§ **What the exercise asks**
Repeat word for word the records from the line containing "Itemize the components" through the line containing "71, 913, 91]", including both of those lines.

[Source records start]

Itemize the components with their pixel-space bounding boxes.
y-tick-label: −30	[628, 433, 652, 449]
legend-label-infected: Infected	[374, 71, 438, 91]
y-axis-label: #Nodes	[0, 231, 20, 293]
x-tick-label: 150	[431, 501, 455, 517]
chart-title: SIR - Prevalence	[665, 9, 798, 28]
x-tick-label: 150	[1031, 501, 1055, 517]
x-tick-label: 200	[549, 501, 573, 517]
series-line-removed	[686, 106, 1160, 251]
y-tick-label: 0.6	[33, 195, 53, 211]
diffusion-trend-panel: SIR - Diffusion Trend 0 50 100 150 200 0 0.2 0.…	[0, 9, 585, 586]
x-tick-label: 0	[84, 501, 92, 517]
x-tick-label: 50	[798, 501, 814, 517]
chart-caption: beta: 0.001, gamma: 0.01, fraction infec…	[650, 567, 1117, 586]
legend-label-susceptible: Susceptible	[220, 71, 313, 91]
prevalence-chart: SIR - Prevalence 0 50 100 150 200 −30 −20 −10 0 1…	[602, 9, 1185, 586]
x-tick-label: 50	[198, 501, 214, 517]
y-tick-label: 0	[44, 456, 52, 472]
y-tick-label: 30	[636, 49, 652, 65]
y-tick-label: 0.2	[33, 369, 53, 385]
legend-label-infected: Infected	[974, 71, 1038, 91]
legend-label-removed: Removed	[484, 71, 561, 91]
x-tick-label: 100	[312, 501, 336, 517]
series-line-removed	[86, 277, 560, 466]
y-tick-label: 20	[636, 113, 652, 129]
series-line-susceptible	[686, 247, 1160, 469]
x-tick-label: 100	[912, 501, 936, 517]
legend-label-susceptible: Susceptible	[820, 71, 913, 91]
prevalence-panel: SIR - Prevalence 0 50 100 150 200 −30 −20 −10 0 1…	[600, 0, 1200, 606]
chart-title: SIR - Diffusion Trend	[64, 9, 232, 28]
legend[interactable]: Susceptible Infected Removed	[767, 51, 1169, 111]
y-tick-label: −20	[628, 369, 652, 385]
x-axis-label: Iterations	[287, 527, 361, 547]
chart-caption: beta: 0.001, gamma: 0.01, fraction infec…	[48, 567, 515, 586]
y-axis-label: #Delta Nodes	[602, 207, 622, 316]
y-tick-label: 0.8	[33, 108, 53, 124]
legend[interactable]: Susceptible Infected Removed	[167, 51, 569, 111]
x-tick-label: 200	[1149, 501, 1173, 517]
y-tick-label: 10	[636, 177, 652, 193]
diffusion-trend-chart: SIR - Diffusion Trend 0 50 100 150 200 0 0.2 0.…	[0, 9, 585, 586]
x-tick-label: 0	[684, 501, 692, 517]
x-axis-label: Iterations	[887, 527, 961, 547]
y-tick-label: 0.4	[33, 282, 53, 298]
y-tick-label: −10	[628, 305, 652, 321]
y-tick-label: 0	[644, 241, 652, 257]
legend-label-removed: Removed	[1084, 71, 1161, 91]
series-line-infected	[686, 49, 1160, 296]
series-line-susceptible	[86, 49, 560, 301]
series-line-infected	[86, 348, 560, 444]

[Source records end]
[Source records start]

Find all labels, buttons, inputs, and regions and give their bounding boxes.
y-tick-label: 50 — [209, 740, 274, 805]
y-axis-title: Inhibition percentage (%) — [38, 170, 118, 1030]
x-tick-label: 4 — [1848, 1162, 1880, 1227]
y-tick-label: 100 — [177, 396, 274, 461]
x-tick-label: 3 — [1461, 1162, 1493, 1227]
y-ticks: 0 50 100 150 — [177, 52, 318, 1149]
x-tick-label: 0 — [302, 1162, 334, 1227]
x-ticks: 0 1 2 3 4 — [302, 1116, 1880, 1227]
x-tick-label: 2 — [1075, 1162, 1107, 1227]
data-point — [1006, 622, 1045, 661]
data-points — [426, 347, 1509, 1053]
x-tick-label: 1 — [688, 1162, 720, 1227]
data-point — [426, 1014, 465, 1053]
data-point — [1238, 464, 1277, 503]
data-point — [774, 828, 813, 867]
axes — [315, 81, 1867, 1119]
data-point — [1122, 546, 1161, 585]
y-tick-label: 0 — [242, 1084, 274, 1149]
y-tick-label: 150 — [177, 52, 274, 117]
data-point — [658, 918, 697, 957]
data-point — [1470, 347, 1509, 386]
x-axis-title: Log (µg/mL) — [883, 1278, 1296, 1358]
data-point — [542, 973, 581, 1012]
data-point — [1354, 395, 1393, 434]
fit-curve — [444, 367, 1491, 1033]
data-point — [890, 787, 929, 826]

[Source records end]

§ **Final result**
Itemize the components with their pixel-space bounding boxes.
y-tick-label: −30	[628, 433, 652, 449]
legend-label-infected: Infected	[374, 71, 438, 91]
y-axis-label: #Nodes	[0, 231, 20, 293]
x-tick-label: 150	[431, 501, 455, 517]
chart-title: SIR - Prevalence	[665, 9, 798, 28]
x-tick-label: 150	[1031, 501, 1055, 517]
x-tick-label: 200	[549, 501, 573, 517]
series-line-removed	[686, 106, 1160, 251]
y-tick-label: 0.6	[33, 195, 53, 211]
diffusion-trend-panel: SIR - Diffusion Trend 0 50 100 150 200 0 0.2 0.…	[0, 9, 585, 586]
x-tick-label: 0	[84, 501, 92, 517]
x-tick-label: 50	[798, 501, 814, 517]
chart-caption: beta: 0.001, gamma: 0.01, fraction infec…	[650, 567, 1117, 586]
legend-label-susceptible: Susceptible	[220, 71, 313, 91]
prevalence-chart: SIR - Prevalence 0 50 100 150 200 −30 −20 −10 0 1…	[602, 9, 1185, 586]
x-tick-label: 50	[198, 501, 214, 517]
y-tick-label: 0	[44, 456, 52, 472]
y-tick-label: 30	[636, 49, 652, 65]
y-tick-label: 0.2	[33, 369, 53, 385]
legend-label-infected: Infected	[974, 71, 1038, 91]
legend-label-removed: Removed	[484, 71, 561, 91]
x-tick-label: 100	[312, 501, 336, 517]
series-line-removed	[86, 277, 560, 466]
y-tick-label: 20	[636, 113, 652, 129]
series-line-susceptible	[686, 247, 1160, 469]
x-tick-label: 100	[912, 501, 936, 517]
legend-label-susceptible: Susceptible	[820, 71, 913, 91]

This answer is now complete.